_EXERCISE_: Below is a listing; write it out exactly and drop any images from it.

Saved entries
◇ ◇ ◇
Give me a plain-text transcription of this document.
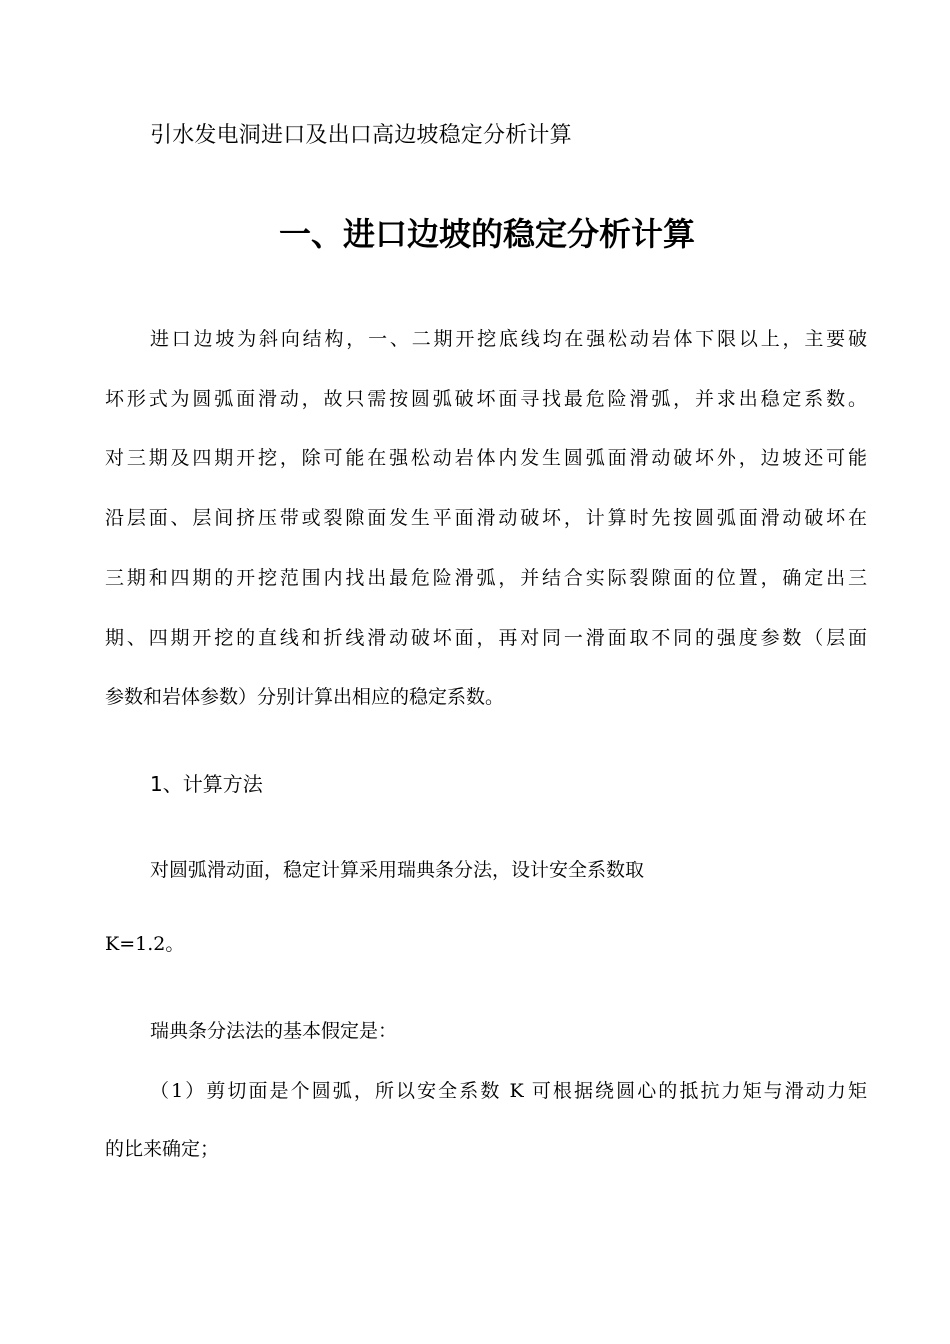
引水发电洞进口及出口高边坡稳定分析计算
一、进口边坡的稳定分析计算
进口边坡为斜向结构，一、二期开挖底线均在强松动岩体下限以上，主要破
坏形式为圆弧面滑动，故只需按圆弧破坏面寻找最危险滑弧，并求出稳定系数。
对三期及四期开挖，除可能在强松动岩体内发生圆弧面滑动破坏外，边坡还可能
沿层面、层间挤压带或裂隙面发生平面滑动破坏，计算时先按圆弧面滑动破坏在
三期和四期的开挖范围内找出最危险滑弧，并结合实际裂隙面的位置，确定出三
期、四期开挖的直线和折线滑动破坏面，再对同一滑面取不同的强度参数（层面
参数和岩体参数）分别计算出相应的稳定系数。
1、计算方法
对圆弧滑动面，稳定计算采用瑞典条分法，设计安全系数取
K=1.2。
瑞典条分法法的基本假定是：
（1）剪切面是个圆弧，所以安全系数 K 可根据绕圆心的抵抗力矩与滑动力矩
的比来确定；
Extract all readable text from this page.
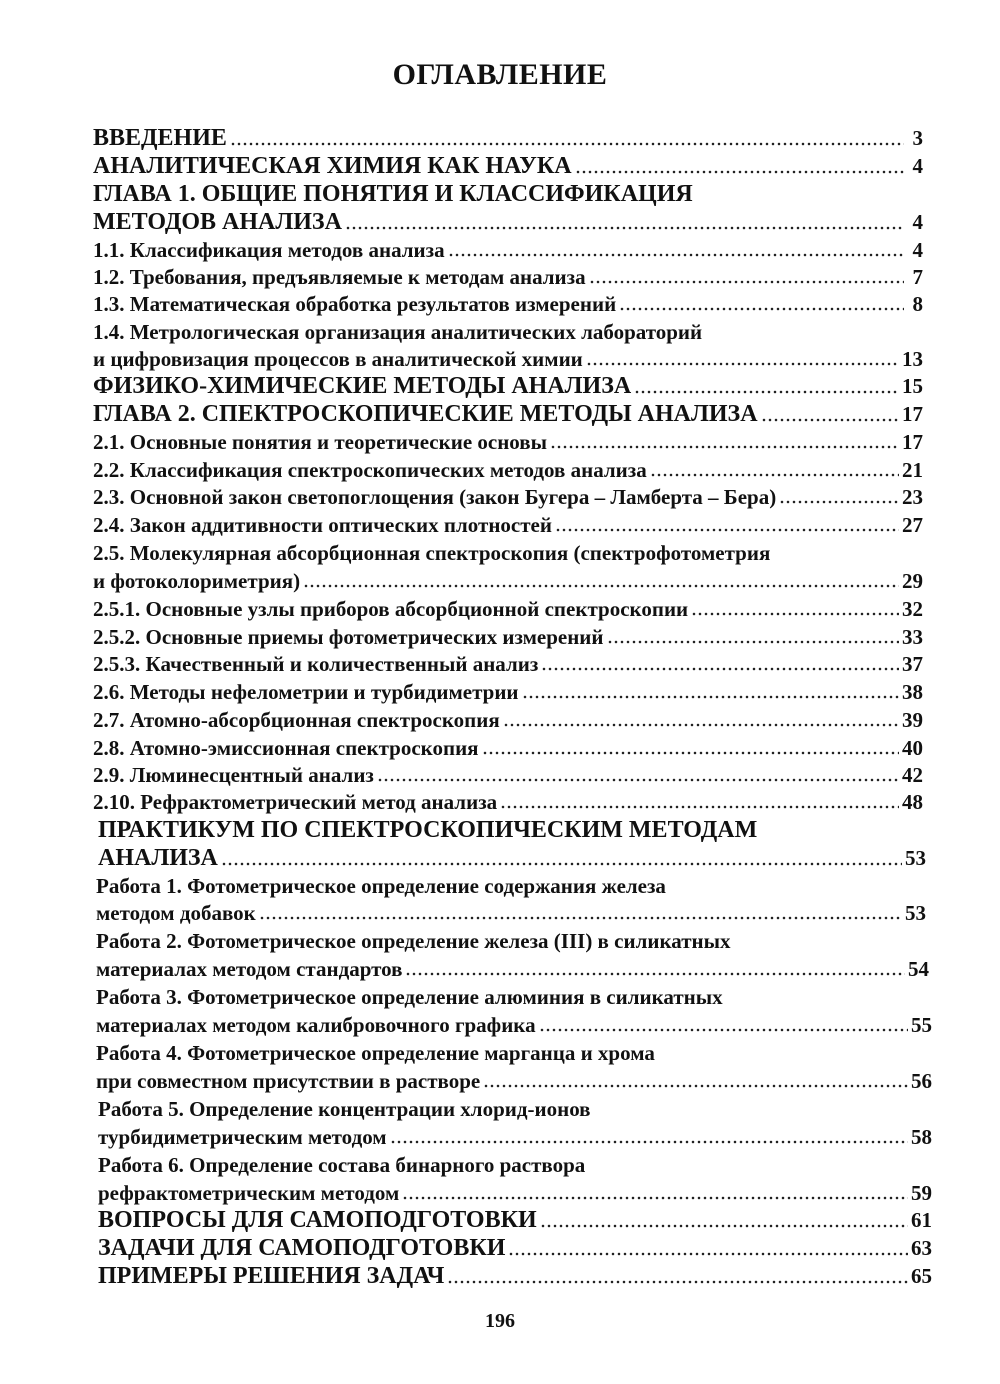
ОГЛАВЛЕНИЕ
ВВЕДЕНИЕ	3
АНАЛИТИЧЕСКАЯ ХИМИЯ КАК НАУКА	4
ГЛАВА 1. ОБЩИЕ ПОНЯТИЯ И КЛАССИФИКАЦИЯ
МЕТОДОВ АНАЛИЗА	4
1.1. Классификация методов анализа	4
1.2. Требования, предъявляемые к методам анализа	7
1.3. Математическая обработка результатов измерений	8
1.4. Метрологическая организация аналитических лабораторий
и цифровизация процессов в аналитической химии	13
ФИЗИКО-ХИМИЧЕСКИЕ МЕТОДЫ АНАЛИЗА	15
ГЛАВА 2. СПЕКТРОСКОПИЧЕСКИЕ МЕТОДЫ АНАЛИЗА	17
2.1. Основные понятия и теоретические основы	17
2.2. Классификация спектроскопических методов анализа	21
2.3. Основной закон светопоглощения (закон Бугера – Ламберта – Бера)	23
2.4. Закон аддитивности оптических плотностей	27
2.5. Молекулярная абсорбционная спектроскопия (спектрофотометрия
и фотоколориметрия)	29
2.5.1. Основные узлы приборов абсорбционной спектроскопии	32
2.5.2. Основные приемы фотометрических измерений	33
2.5.3. Качественный и количественный анализ	37
2.6. Методы нефелометрии и турбидиметрии	38
2.7. Атомно-абсорбционная спектроскопия	39
2.8. Атомно-эмиссионная спектроскопия	40
2.9. Люминесцентный анализ	42
2.10. Рефрактометрический метод анализа	48
ПРАКТИКУМ ПО СПЕКТРОСКОПИЧЕСКИМ МЕТОДАМ
АНАЛИЗА	53
Работа 1. Фотометрическое определение содержания железа
методом добавок	53
Работа 2. Фотометрическое определение железа (III) в силикатных
материалах методом стандартов	54
Работа 3. Фотометрическое определение алюминия в силикатных
материалах методом калибровочного графика	55
Работа 4. Фотометрическое определение марганца и хрома
при совместном присутствии в растворе	56
Работа 5. Определение концентрации хлорид-ионов
турбидиметрическим методом	58
Работа 6. Определение состава бинарного раствора
рефрактометрическим методом	59
ВОПРОСЫ ДЛЯ САМОПОДГОТОВКИ	61
ЗАДАЧИ ДЛЯ САМОПОДГОТОВКИ	63
ПРИМЕРЫ РЕШЕНИЯ ЗАДАЧ	65
196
◇ ◇ ◇
_CORRECT OUTPUT_:
Give me a plain-text transcription of this document.
引水发电洞进口及出口高边坡稳定分析计算
一、进口边坡的稳定分析计算
进口边坡为斜向结构，一、二期开挖底线均在强松动岩体下限以上，主要破
坏形式为圆弧面滑动，故只需按圆弧破坏面寻找最危险滑弧，并求出稳定系数。
对三期及四期开挖，除可能在强松动岩体内发生圆弧面滑动破坏外，边坡还可能
沿层面、层间挤压带或裂隙面发生平面滑动破坏，计算时先按圆弧面滑动破坏在
三期和四期的开挖范围内找出最危险滑弧，并结合实际裂隙面的位置，确定出三
期、四期开挖的直线和折线滑动破坏面，再对同一滑面取不同的强度参数（层面
参数和岩体参数）分别计算出相应的稳定系数。
1、计算方法
对圆弧滑动面，稳定计算采用瑞典条分法，设计安全系数取
K=1.2。
瑞典条分法法的基本假定是：
（1）剪切面是个圆弧，所以安全系数 K 可根据绕圆心的抵抗力矩与滑动力矩
的比来确定；
Extract all readable text from this page.
ОГЛАВЛЕНИЕ
ВВЕДЕНИЕ	3
АНАЛИТИЧЕСКАЯ ХИМИЯ КАК НАУКА	4
ГЛАВА 1. ОБЩИЕ ПОНЯТИЯ И КЛАССИФИКАЦИЯ
МЕТОДОВ АНАЛИЗА	4
1.1. Классификация методов анализа	4
1.2. Требования, предъявляемые к методам анализа	7
1.3. Математическая обработка результатов измерений	8
1.4. Метрологическая организация аналитических лабораторий
и цифровизация процессов в аналитической химии	13
ФИЗИКО-ХИМИЧЕСКИЕ МЕТОДЫ АНАЛИЗА	15
ГЛАВА 2. СПЕКТРОСКОПИЧЕСКИЕ МЕТОДЫ АНАЛИЗА	17
2.1. Основные понятия и теоретические основы	17
2.2. Классификация спектроскопических методов анализа	21
2.3. Основной закон светопоглощения (закон Бугера – Ламберта – Бера)	23
2.4. Закон аддитивности оптических плотностей	27
2.5. Молекулярная абсорбционная спектроскопия (спектрофотометрия
и фотоколориметрия)	29
2.5.1. Основные узлы приборов абсорбционной спектроскопии	32
2.5.2. Основные приемы фотометрических измерений	33
2.5.3. Качественный и количественный анализ	37
2.6. Методы нефелометрии и турбидиметрии	38
2.7. Атомно-абсорбционная спектроскопия	39
2.8. Атомно-эмиссионная спектроскопия	40
2.9. Люминесцентный анализ	42
2.10. Рефрактометрический метод анализа	48
ПРАКТИКУМ ПО СПЕКТРОСКОПИЧЕСКИМ МЕТОДАМ
АНАЛИЗА	53
Работа 1. Фотометрическое определение содержания железа
методом добавок	53
Работа 2. Фотометрическое определение железа (III) в силикатных
материалах методом стандартов	54
Работа 3. Фотометрическое определение алюминия в силикатных
материалах методом калибровочного графика	55
Работа 4. Фотометрическое определение марганца и хрома
при совместном присутствии в растворе	56
Работа 5. Определение концентрации хлорид-ионов
турбидиметрическим методом	58
Работа 6. Определение состава бинарного раствора
рефрактометрическим методом	59
ВОПРОСЫ ДЛЯ САМОПОДГОТОВКИ	61
ЗАДАЧИ ДЛЯ САМОПОДГОТОВКИ	63
ПРИМЕРЫ РЕШЕНИЯ ЗАДАЧ	65
196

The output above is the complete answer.